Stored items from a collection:
────────────────────────────────────────
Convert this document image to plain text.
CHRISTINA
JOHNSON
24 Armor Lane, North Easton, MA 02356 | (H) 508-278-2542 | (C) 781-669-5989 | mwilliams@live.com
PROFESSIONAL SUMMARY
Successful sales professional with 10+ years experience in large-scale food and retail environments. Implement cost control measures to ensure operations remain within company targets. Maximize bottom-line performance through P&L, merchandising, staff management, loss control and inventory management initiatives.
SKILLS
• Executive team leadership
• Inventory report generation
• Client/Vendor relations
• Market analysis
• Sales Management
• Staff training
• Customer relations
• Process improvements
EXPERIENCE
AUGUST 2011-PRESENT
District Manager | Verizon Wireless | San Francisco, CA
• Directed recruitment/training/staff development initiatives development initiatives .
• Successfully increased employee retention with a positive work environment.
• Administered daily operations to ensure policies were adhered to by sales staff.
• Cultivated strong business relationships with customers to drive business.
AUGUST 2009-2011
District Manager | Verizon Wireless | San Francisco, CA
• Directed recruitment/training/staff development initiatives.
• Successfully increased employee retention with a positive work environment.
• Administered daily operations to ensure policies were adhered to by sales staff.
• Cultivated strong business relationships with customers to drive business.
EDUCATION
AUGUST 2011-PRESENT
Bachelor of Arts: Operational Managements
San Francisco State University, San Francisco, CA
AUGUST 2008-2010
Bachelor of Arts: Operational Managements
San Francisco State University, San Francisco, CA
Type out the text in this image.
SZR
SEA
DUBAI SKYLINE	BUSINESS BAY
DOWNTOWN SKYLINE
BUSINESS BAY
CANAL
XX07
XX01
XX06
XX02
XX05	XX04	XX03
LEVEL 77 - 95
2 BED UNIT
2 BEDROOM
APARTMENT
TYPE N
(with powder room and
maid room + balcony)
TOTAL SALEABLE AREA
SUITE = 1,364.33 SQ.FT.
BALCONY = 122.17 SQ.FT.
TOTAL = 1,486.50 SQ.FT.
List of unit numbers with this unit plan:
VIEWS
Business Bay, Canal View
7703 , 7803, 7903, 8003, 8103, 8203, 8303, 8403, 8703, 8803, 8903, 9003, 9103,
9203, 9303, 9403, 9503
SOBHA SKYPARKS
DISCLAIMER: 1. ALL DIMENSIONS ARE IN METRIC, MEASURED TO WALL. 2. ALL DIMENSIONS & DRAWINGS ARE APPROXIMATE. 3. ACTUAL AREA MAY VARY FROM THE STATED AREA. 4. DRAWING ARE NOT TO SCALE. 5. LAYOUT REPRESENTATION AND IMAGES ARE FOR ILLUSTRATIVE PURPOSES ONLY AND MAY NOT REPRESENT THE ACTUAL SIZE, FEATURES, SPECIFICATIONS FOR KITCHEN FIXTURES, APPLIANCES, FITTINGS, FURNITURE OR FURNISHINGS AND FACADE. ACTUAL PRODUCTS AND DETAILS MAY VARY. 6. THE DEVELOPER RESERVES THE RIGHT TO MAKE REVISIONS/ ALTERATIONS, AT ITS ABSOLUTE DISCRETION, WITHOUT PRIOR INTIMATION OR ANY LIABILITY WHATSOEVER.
────────────────────────────────────────
▸ **EXERCISE REQUIREMENTS**
Report every line containing the word "Directed" from the listing above.

▸ **SOLUTION TO THIS EXERCISE**
• Directed recruitment/training/staff development initiatives development initiatives .
• Directed recruitment/training/staff development initiatives.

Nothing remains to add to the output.